Where a line holds "Nithi", copy it.

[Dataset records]

--------------------------------------------------

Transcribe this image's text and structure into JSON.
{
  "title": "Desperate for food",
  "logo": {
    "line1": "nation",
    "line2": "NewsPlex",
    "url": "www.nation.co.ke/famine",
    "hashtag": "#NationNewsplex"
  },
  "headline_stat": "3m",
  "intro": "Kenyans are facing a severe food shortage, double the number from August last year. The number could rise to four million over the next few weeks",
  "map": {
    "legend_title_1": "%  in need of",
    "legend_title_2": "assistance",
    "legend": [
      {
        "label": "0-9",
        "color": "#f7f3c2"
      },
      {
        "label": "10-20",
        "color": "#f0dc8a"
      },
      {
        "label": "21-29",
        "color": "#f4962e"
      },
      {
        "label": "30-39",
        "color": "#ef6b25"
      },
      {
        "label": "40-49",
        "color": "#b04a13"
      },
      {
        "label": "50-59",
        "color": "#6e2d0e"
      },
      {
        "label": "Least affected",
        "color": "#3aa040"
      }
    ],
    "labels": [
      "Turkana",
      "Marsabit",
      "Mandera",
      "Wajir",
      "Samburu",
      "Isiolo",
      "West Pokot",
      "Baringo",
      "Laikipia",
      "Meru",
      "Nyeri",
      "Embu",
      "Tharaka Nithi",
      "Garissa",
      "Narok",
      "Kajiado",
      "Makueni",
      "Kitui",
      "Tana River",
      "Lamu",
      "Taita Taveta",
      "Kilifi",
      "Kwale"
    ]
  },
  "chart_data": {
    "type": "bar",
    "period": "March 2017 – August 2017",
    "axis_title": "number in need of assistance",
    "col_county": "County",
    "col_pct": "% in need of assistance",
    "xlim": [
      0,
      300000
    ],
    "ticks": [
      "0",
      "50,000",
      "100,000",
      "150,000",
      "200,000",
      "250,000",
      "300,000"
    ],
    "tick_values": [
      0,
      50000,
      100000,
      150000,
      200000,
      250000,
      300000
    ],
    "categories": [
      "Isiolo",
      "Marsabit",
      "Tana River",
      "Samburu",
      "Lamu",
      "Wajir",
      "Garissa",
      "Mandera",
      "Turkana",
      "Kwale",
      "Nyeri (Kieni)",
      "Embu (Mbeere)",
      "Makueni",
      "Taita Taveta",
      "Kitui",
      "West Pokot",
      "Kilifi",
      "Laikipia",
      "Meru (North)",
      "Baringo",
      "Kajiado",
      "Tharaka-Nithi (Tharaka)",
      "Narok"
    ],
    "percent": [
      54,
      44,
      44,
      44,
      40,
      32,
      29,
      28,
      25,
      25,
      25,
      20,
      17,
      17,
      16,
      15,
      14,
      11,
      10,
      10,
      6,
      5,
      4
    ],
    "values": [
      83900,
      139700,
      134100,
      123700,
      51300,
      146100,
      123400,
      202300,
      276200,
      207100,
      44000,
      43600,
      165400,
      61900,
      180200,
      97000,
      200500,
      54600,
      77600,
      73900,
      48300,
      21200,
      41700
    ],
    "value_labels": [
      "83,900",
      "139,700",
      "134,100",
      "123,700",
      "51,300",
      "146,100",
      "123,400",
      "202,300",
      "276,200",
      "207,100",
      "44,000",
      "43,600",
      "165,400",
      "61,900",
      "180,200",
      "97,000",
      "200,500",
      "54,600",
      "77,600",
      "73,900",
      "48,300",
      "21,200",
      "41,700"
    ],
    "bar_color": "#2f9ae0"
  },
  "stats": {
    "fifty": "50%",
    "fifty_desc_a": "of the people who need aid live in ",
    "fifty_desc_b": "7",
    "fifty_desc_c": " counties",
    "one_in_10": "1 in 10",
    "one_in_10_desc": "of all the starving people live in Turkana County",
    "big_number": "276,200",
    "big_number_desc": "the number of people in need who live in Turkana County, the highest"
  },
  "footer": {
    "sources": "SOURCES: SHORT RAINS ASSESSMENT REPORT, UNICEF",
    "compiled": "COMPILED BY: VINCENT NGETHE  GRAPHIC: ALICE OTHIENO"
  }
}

--------------------------------------------------

| THE REPLY |
      "Tharaka Nithi",
      "Tharaka-Nithi (Tharaka)",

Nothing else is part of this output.